> **OBJECTIVE**
Reproduce the data below line for line, beginning with its first line and continuing through the line that contains "node-usart3: USART3 [1205, 480, 1390, 550]", both included.

> **EXCERPTED DATA**
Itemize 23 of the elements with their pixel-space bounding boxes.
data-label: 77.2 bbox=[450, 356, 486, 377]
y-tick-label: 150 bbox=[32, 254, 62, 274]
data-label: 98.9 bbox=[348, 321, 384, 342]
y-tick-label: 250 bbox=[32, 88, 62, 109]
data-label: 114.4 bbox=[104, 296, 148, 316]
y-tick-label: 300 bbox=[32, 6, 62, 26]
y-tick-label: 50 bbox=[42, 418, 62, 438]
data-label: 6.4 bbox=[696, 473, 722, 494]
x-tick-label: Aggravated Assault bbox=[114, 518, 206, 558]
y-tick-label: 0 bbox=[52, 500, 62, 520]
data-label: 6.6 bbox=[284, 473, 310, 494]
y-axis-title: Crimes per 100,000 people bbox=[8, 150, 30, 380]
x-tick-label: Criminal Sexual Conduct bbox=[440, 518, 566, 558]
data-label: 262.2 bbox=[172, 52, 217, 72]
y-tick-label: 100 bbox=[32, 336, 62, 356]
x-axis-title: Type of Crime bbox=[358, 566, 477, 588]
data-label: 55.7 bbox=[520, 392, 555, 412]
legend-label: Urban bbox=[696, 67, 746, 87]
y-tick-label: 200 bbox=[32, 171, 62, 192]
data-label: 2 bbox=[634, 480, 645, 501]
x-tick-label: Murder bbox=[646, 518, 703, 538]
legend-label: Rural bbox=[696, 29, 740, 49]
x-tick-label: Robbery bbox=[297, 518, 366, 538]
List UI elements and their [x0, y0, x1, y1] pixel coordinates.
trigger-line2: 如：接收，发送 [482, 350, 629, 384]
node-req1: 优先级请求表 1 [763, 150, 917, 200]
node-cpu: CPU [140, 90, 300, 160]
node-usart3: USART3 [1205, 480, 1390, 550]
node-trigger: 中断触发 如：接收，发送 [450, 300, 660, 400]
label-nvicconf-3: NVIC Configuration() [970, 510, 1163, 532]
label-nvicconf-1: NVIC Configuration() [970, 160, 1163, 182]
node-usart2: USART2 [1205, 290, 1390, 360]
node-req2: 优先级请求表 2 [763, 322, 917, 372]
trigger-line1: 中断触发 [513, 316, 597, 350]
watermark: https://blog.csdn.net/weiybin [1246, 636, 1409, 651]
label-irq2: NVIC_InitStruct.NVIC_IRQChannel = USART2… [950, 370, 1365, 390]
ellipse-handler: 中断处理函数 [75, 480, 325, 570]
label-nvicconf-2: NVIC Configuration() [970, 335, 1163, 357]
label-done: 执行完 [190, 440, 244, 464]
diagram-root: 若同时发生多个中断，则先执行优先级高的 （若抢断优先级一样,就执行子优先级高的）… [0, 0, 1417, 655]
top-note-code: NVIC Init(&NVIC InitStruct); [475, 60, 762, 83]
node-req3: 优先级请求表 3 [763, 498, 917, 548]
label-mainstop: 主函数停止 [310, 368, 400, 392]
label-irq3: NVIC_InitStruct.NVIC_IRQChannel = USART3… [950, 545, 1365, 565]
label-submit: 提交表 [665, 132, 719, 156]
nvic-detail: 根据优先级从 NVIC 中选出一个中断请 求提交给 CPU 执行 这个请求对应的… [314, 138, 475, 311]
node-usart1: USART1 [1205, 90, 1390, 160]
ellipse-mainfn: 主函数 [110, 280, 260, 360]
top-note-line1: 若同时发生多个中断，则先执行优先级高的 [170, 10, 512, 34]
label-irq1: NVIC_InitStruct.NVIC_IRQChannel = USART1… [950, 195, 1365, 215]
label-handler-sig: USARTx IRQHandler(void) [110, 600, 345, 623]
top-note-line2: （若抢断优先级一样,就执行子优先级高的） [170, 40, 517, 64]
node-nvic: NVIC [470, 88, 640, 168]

> **TASK OUTPUT**
Itemize 23 of the elements with their pixel-space bounding boxes.
data-label: 77.2 bbox=[450, 356, 486, 377]
y-tick-label: 150 bbox=[32, 254, 62, 274]
data-label: 98.9 bbox=[348, 321, 384, 342]
y-tick-label: 250 bbox=[32, 88, 62, 109]
data-label: 114.4 bbox=[104, 296, 148, 316]
y-tick-label: 300 bbox=[32, 6, 62, 26]
y-tick-label: 50 bbox=[42, 418, 62, 438]
data-label: 6.4 bbox=[696, 473, 722, 494]
x-tick-label: Aggravated Assault bbox=[114, 518, 206, 558]
y-tick-label: 0 bbox=[52, 500, 62, 520]
data-label: 6.6 bbox=[284, 473, 310, 494]
y-axis-title: Crimes per 100,000 people bbox=[8, 150, 30, 380]
x-tick-label: Criminal Sexual Conduct bbox=[440, 518, 566, 558]
data-label: 262.2 bbox=[172, 52, 217, 72]
y-tick-label: 100 bbox=[32, 336, 62, 356]
x-axis-title: Type of Crime bbox=[358, 566, 477, 588]
data-label: 55.7 bbox=[520, 392, 555, 412]
legend-label: Urban bbox=[696, 67, 746, 87]
y-tick-label: 200 bbox=[32, 171, 62, 192]
data-label: 2 bbox=[634, 480, 645, 501]
x-tick-label: Murder bbox=[646, 518, 703, 538]
legend-label: Rural bbox=[696, 29, 740, 49]
x-tick-label: Robbery bbox=[297, 518, 366, 538]
List UI elements and their [x0, y0, x1, y1] pixel coordinates.
trigger-line2: 如：接收，发送 [482, 350, 629, 384]
node-req1: 优先级请求表 1 [763, 150, 917, 200]
node-cpu: CPU [140, 90, 300, 160]
node-usart3: USART3 [1205, 480, 1390, 550]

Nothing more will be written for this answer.